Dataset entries
--- --- ---

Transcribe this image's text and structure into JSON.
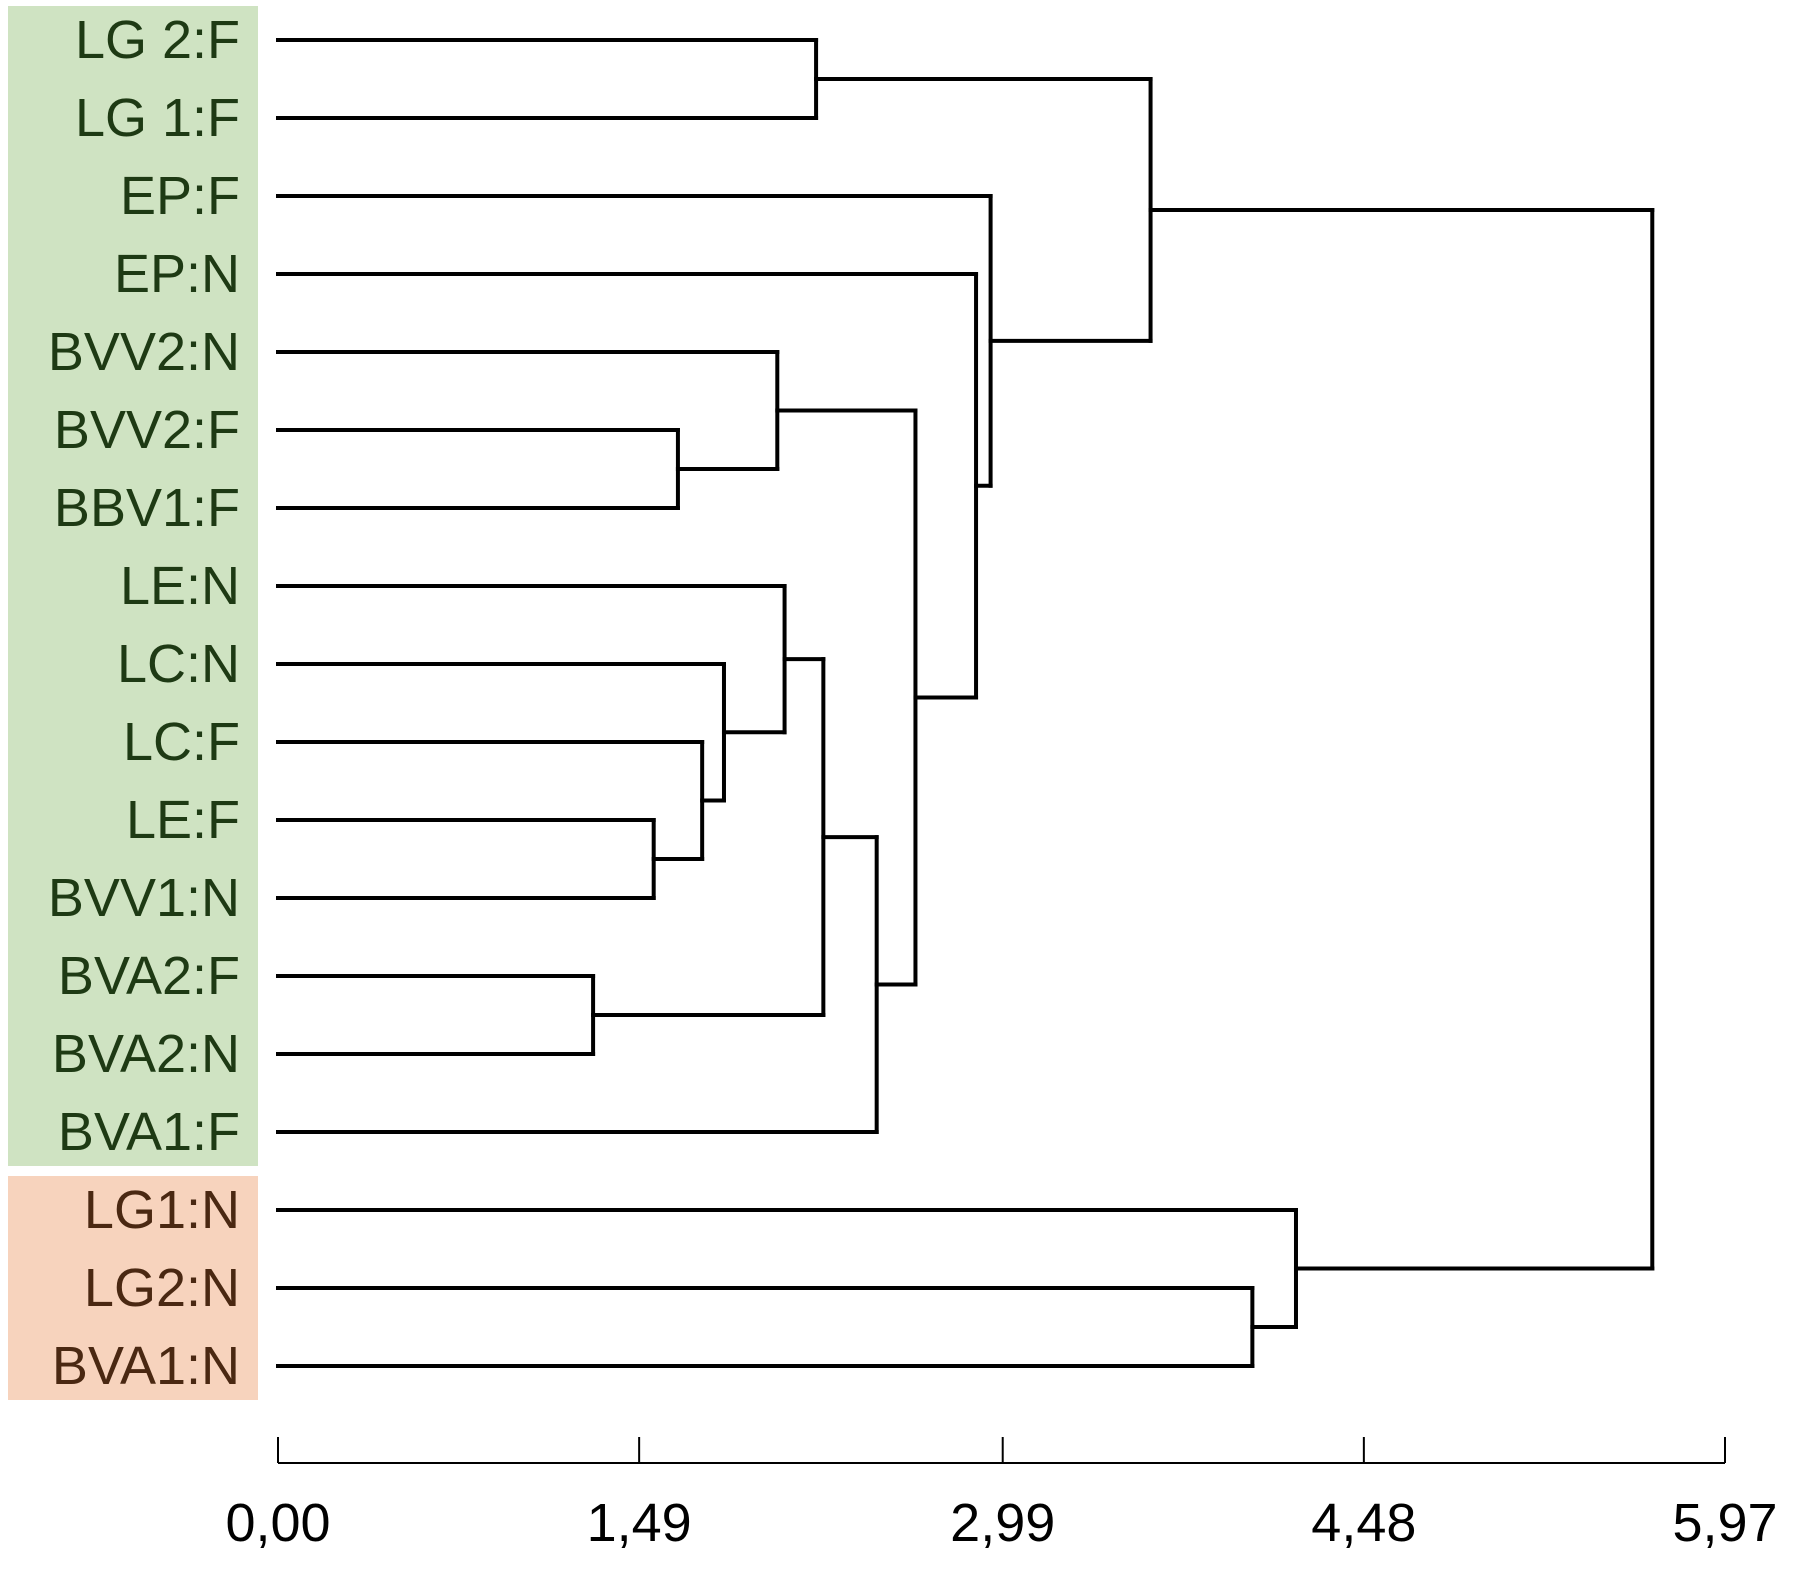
{
  "chart_data": {
    "type": "dendrogram",
    "orientation": "horizontal",
    "title": "",
    "xlabel": "",
    "ylabel": "",
    "xlim": [
      0,
      5.97
    ],
    "x_ticks": [
      {
        "value": 0.0,
        "label": "0,00"
      },
      {
        "value": 1.49,
        "label": "1,49"
      },
      {
        "value": 2.99,
        "label": "2,99"
      },
      {
        "value": 4.48,
        "label": "4,48"
      },
      {
        "value": 5.97,
        "label": "5,97"
      }
    ],
    "groups": [
      {
        "name": "green",
        "color": "#cfe3c2",
        "text_color": "#1e3a14",
        "leaves": [
          0,
          14
        ]
      },
      {
        "name": "orange",
        "color": "#f7d3bd",
        "text_color": "#4a2812",
        "leaves": [
          15,
          17
        ]
      }
    ],
    "leaves": [
      "LG 2:F",
      "LG 1:F",
      "EP:F",
      "EP:N",
      "BVV2:N",
      "BVV2:F",
      "BBV1:F",
      "LE:N",
      "LC:N",
      "LC:F",
      "LE:F",
      "BVV1:N",
      "BVA2:F",
      "BVA2:N",
      "BVA1:F",
      "LG1:N",
      "LG2:N",
      "BVA1:N"
    ],
    "merges": [
      {
        "id": "m1",
        "children": [
          "BVA2:F",
          "BVA2:N"
        ],
        "height": 1.3
      },
      {
        "id": "m2",
        "children": [
          "LE:F",
          "BVV1:N"
        ],
        "height": 1.55
      },
      {
        "id": "m3",
        "children": [
          "BVV2:F",
          "BBV1:F"
        ],
        "height": 1.65
      },
      {
        "id": "m4",
        "children": [
          "LC:F",
          "m2"
        ],
        "height": 1.75
      },
      {
        "id": "m5",
        "children": [
          "LC:N",
          "m4"
        ],
        "height": 1.84
      },
      {
        "id": "m6",
        "children": [
          "BVV2:N",
          "m3"
        ],
        "height": 2.06
      },
      {
        "id": "m7",
        "children": [
          "LE:N",
          "m5"
        ],
        "height": 2.09
      },
      {
        "id": "m8",
        "children": [
          "LG 2:F",
          "LG 1:F"
        ],
        "height": 2.22
      },
      {
        "id": "m9",
        "children": [
          "m7",
          "m1"
        ],
        "height": 2.25
      },
      {
        "id": "m10",
        "children": [
          "m9",
          "BVA1:F"
        ],
        "height": 2.47
      },
      {
        "id": "m11",
        "children": [
          "m6",
          "m10"
        ],
        "height": 2.63
      },
      {
        "id": "m12",
        "children": [
          "EP:N",
          "m11"
        ],
        "height": 2.88
      },
      {
        "id": "m13",
        "children": [
          "EP:F",
          "m12"
        ],
        "height": 2.94
      },
      {
        "id": "m14",
        "children": [
          "m8",
          "m13"
        ],
        "height": 3.6
      },
      {
        "id": "m15",
        "children": [
          "LG2:N",
          "BVA1:N"
        ],
        "height": 4.02
      },
      {
        "id": "m16",
        "children": [
          "LG1:N",
          "m15"
        ],
        "height": 4.2
      },
      {
        "id": "m17",
        "children": [
          "m14",
          "m16"
        ],
        "height": 5.67
      }
    ]
  }
}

--- --- ---

Copy all the entries word for word. Omit any pictures.

_FINAL RESULT_
Transcribe this image's text and structure into JSON.
{
  "chart_data": {
    "type": "dendrogram",
    "orientation": "horizontal",
    "title": "",
    "xlabel": "",
    "ylabel": "",
    "xlim": [
      0,
      5.97
    ],
    "x_ticks": [
      {
        "value": 0.0,
        "label": "0,00"
      },
      {
        "value": 1.49,
        "label": "1,49"
      },
      {
        "value": 2.99,
        "label": "2,99"
      },
      {
        "value": 4.48,
        "label": "4,48"
      },
      {
        "value": 5.97,
        "label": "5,97"
      }
    ],
    "groups": [
      {
        "name": "green",
        "color": "#cfe3c2",
        "text_color": "#1e3a14",
        "leaves": [
          0,
          14
        ]
      },
      {
        "name": "orange",
        "color": "#f7d3bd",
        "text_color": "#4a2812",
        "leaves": [
          15,
          17
        ]
      }
    ],
    "leaves": [
      "LG 2:F",
      "LG 1:F",
      "EP:F",
      "EP:N",
      "BVV2:N",
      "BVV2:F",
      "BBV1:F",
      "LE:N",
      "LC:N",
      "LC:F",
      "LE:F",
      "BVV1:N",
      "BVA2:F",
      "BVA2:N",
      "BVA1:F",
      "LG1:N",
      "LG2:N",
      "BVA1:N"
    ],
    "merges": [
      {
        "id": "m1",
        "children": [
          "BVA2:F",
          "BVA2:N"
        ],
        "height": 1.3
      },
      {
        "id": "m2",
        "children": [
          "LE:F",
          "BVV1:N"
        ],
        "height": 1.55
      },
      {
        "id": "m3",
        "children": [
          "BVV2:F",
          "BBV1:F"
        ],
        "height": 1.65
      },
      {
        "id": "m4",
        "children": [
          "LC:F",
          "m2"
        ],
        "height": 1.75
      },
      {
        "id": "m5",
        "children": [
          "LC:N",
          "m4"
        ],
        "height": 1.84
      },
      {
        "id": "m6",
        "children": [
          "BVV2:N",
          "m3"
        ],
        "height": 2.06
      },
      {
        "id": "m7",
        "children": [
          "LE:N",
          "m5"
        ],
        "height": 2.09
      },
      {
        "id": "m8",
        "children": [
          "LG 2:F",
          "LG 1:F"
        ],
        "height": 2.22
      },
      {
        "id": "m9",
        "children": [
          "m7",
          "m1"
        ],
        "height": 2.25
      },
      {
        "id": "m10",
        "children": [
          "m9",
          "BVA1:F"
        ],
        "height": 2.47
      },
      {
        "id": "m11",
        "children": [
          "m6",
          "m10"
        ],
        "height": 2.63
      },
      {
        "id": "m12",
        "children": [
          "EP:N",
          "m11"
        ],
        "height": 2.88
      },
      {
        "id": "m13",
        "children": [
          "EP:F",
          "m12"
        ],
        "height": 2.94
      },
      {
        "id": "m14",
        "children": [
          "m8",
          "m13"
        ],
        "height": 3.6
      },
      {
        "id": "m15",
        "children": [
          "LG2:N",
          "BVA1:N"
        ],
        "height": 4.02
      },
      {
        "id": "m16",
        "children": [
          "LG1:N",
          "m15"
        ],
        "height": 4.2
      },
      {
        "id": "m17",
        "children": [
          "m14",
          "m16"
        ],
        "height": 5.67
      }
    ]
  }
}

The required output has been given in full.